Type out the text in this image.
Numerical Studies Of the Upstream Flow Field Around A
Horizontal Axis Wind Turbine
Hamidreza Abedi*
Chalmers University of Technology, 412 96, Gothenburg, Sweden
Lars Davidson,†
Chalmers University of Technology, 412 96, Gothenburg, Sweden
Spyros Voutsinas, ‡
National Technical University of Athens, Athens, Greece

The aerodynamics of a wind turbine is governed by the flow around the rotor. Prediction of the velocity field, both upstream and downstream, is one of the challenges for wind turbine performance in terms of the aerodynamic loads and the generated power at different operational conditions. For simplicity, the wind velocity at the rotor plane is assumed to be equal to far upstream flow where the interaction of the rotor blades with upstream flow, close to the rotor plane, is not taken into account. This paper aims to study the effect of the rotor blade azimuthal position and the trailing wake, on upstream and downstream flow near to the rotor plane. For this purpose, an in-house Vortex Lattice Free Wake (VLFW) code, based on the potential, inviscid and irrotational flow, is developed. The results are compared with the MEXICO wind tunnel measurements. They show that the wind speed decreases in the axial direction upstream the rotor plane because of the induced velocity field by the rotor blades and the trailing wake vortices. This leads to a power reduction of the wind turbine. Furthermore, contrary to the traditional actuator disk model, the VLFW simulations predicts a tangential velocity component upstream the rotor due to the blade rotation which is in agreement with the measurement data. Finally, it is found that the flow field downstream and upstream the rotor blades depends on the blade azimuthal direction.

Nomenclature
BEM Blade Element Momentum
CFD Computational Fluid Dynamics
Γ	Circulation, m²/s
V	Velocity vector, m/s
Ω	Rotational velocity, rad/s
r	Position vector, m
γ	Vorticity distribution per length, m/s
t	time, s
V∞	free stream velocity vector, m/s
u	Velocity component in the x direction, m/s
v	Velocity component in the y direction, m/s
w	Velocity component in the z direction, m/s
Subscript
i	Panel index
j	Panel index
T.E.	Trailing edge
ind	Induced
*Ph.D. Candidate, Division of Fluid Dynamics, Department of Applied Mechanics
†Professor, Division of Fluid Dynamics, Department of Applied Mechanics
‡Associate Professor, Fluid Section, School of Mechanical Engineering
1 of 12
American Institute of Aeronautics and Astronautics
+===+
■ EXERCISE DIRECTIONS: Nothing in the listing may be changed; retype it all exactly.

■ TASK SOLUTION:
Type out the text in this image.
Numerical Studies Of the Upstream Flow Field Around A
Horizontal Axis Wind Turbine
Hamidreza Abedi*
Chalmers University of Technology, 412 96, Gothenburg, Sweden
Lars Davidson,†
Chalmers University of Technology, 412 96, Gothenburg, Sweden
Spyros Voutsinas, ‡
National Technical University of Athens, Athens, Greece

The aerodynamics of a wind turbine is governed by the flow around the rotor. Prediction of the velocity field, both upstream and downstream, is one of the challenges for wind turbine performance in terms of the aerodynamic loads and the generated power at different operational conditions. For simplicity, the wind velocity at the rotor plane is assumed to be equal to far upstream flow where the interaction of the rotor blades with upstream flow, close to the rotor plane, is not taken into account. This paper aims to study the effect of the rotor blade azimuthal position and the trailing wake, on upstream and downstream flow near to the rotor plane. For this purpose, an in-house Vortex Lattice Free Wake (VLFW) code, based on the potential, inviscid and irrotational flow, is developed. The results are compared with the MEXICO wind tunnel measurements. They show that the wind speed decreases in the axial direction upstream the rotor plane because of the induced velocity field by the rotor blades and the trailing wake vortices. This leads to a power reduction of the wind turbine. Furthermore, contrary to the traditional actuator disk model, the VLFW simulations predicts a tangential velocity component upstream the rotor due to the blade rotation which is in agreement with the measurement data. Finally, it is found that the flow field downstream and upstream the rotor blades depends on the blade azimuthal direction.

Nomenclature
BEM Blade Element Momentum
CFD Computational Fluid Dynamics
Γ	Circulation, m²/s
V	Velocity vector, m/s
Ω	Rotational velocity, rad/s
r	Position vector, m
γ	Vorticity distribution per length, m/s
t	time, s
V∞	free stream velocity vector, m/s
u	Velocity component in the x direction, m/s
v	Velocity component in the y direction, m/s
w	Velocity component in the z direction, m/s
Subscript
i	Panel index
j	Panel index
T.E.	Trailing edge
ind	Induced
*Ph.D. Candidate, Division of Fluid Dynamics, Department of Applied Mechanics
†Professor, Division of Fluid Dynamics, Department of Applied Mechanics
‡Associate Professor, Fluid Section, School of Mechanical Engineering
1 of 12
American Institute of Aeronautics and Astronautics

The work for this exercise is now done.